Given exercise → Reproduce the following material exactly, including every line.

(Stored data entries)
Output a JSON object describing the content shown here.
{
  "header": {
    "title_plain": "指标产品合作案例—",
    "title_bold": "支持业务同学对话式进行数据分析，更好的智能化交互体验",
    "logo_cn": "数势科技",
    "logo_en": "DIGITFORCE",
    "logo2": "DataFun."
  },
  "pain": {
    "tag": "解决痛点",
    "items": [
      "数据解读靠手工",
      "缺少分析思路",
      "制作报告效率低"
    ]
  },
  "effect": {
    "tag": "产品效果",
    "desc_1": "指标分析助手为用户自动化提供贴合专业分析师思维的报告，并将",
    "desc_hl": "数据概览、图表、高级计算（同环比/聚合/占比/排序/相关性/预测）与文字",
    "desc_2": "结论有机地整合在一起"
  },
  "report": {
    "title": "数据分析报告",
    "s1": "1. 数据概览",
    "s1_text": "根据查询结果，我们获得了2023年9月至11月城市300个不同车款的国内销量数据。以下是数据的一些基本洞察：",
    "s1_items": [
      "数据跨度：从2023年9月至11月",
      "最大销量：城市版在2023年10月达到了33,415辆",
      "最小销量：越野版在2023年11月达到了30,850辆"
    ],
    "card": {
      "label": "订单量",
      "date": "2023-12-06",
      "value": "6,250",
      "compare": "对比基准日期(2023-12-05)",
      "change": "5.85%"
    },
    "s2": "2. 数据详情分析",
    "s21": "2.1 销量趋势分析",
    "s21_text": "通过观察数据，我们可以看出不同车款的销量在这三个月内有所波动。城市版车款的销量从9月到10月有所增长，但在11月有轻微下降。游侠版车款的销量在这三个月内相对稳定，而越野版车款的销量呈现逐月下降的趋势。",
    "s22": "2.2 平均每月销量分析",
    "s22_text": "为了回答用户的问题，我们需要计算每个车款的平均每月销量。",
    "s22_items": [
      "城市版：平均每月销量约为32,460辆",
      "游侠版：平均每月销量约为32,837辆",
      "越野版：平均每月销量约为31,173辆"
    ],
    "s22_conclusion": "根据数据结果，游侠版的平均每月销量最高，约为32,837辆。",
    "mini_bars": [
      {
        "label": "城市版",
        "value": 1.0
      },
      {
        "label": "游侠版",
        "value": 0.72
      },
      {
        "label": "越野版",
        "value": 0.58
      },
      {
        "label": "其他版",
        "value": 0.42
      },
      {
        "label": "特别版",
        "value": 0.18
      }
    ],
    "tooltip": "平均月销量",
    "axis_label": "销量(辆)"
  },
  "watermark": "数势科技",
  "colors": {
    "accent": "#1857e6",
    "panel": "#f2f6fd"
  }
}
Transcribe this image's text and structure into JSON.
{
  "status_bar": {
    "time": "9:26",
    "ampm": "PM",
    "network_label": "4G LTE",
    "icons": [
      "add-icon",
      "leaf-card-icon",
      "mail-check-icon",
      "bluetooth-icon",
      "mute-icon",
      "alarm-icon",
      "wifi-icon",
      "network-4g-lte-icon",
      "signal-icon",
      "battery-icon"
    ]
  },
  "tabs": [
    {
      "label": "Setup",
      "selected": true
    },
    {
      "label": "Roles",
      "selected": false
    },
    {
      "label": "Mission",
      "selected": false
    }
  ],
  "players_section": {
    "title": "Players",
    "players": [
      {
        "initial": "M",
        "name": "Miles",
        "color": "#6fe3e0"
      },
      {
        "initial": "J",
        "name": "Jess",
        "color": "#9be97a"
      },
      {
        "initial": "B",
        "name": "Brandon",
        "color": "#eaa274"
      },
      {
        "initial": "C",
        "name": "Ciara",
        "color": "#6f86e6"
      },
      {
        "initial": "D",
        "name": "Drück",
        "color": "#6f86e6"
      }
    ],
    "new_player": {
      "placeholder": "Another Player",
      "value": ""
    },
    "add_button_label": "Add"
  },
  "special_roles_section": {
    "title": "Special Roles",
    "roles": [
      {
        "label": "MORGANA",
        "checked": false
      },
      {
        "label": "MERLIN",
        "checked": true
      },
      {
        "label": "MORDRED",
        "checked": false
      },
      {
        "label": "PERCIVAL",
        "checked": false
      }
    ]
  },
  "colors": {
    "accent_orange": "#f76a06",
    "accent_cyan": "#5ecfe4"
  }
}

Result for this task →
Output a JSON object describing the content shown here.
{
  "header": {
    "title_plain": "指标产品合作案例—",
    "title_bold": "支持业务同学对话式进行数据分析，更好的智能化交互体验",
    "logo_cn": "数势科技",
    "logo_en": "DIGITFORCE",
    "logo2": "DataFun."
  },
  "pain": {
    "tag": "解决痛点",
    "items": [
      "数据解读靠手工",
      "缺少分析思路",
      "制作报告效率低"
    ]
  },
  "effect": {
    "tag": "产品效果",
    "desc_1": "指标分析助手为用户自动化提供贴合专业分析师思维的报告，并将",
    "desc_hl": "数据概览、图表、高级计算（同环比/聚合/占比/排序/相关性/预测）与文字",
    "desc_2": "结论有机地整合在一起"
  },
  "report": {
    "title": "数据分析报告",
    "s1": "1. 数据概览",
    "s1_text": "根据查询结果，我们获得了2023年9月至11月城市300个不同车款的国内销量数据。以下是数据的一些基本洞察：",
    "s1_items": [
      "数据跨度：从2023年9月至11月",
      "最大销量：城市版在2023年10月达到了33,415辆",
      "最小销量：越野版在2023年11月达到了30,850辆"
    ],
    "card": {
      "label": "订单量",
      "date": "2023-12-06",
      "value": "6,250",
      "compare": "对比基准日期(2023-12-05)",
      "change": "5.85%"
    },
    "s2": "2. 数据详情分析",
    "s21": "2.1 销量趋势分析",
    "s21_text": "通过观察数据，我们可以看出不同车款的销量在这三个月内有所波动。城市版车款的销量从9月到10月有所增长，但在11月有轻微下降。游侠版车款的销量在这三个月内相对稳定，而越野版车款的销量呈现逐月下降的趋势。",
    "s22": "2.2 平均每月销量分析",
    "s22_text": "为了回答用户的问题，我们需要计算每个车款的平均每月销量。",
    "s22_items": [
      "城市版：平均每月销量约为32,460辆",
      "游侠版：平均每月销量约为32,837辆",
      "越野版：平均每月销量约为31,173辆"
    ],
    "s22_conclusion": "根据数据结果，游侠版的平均每月销量最高，约为32,837辆。",
    "mini_bars": [
      {
        "label": "城市版",
        "value": 1.0
      },
      {
        "label": "游侠版",
        "value": 0.72
      },
      {
        "label": "越野版",
        "value": 0.58
      },
      {
        "label": "其他版",
        "value": 0.42
      },
      {
        "label": "特别版",
        "value": 0.18
      }
    ],
    "tooltip": "平均月销量",
    "axis_label": "销量(辆)"
  },
  "watermark": "数势科技",
  "colors": {
    "accent": "#1857e6",
    "panel": "#f2f6fd"
  }
}
Transcribe this image's text and structure into JSON.
{
  "status_bar": {
    "time": "9:26",
    "ampm": "PM",
    "network_label": "4G LTE",
    "icons": [
      "add-icon",
      "leaf-card-icon",
      "mail-check-icon",
      "bluetooth-icon",
      "mute-icon",
      "alarm-icon",
      "wifi-icon",
      "network-4g-lte-icon",
      "signal-icon",
      "battery-icon"
    ]
  },
  "tabs": [
    {
      "label": "Setup",
      "selected": true
    },
    {
      "label": "Roles",
      "selected": false
    },
    {
      "label": "Mission",
      "selected": false
    }
  ],
  "players_section": {
    "title": "Players",
    "players": [
      {
        "initial": "M",
        "name": "Miles",
        "color": "#6fe3e0"
      },
      {
        "initial": "J",
        "name": "Jess",
        "color": "#9be97a"
      },
      {
        "initial": "B",
        "name": "Brandon",
        "color": "#eaa274"
      },
      {
        "initial": "C",
        "name": "Ciara",
        "color": "#6f86e6"
      },
      {
        "initial": "D",
        "name": "Drück",
        "color": "#6f86e6"
      }
    ],
    "new_player": {
      "placeholder": "Another Player",
      "value": ""
    },
    "add_button_label": "Add"
  },
  "special_roles_section": {
    "title": "Special Roles",
    "roles": [
      {
        "label": "MORGANA",
        "checked": false
      },
      {
        "label": "MERLIN",
        "checked": true
      },
      {
        "label": "MORDRED",
        "checked": false
      },
      {
        "label": "PERCIVAL",
        "checked": false
      }
    ]
  },
  "colors": {
    "accent_orange": "#f76a06",
    "accent_cyan": "#5ecfe4"
  }
}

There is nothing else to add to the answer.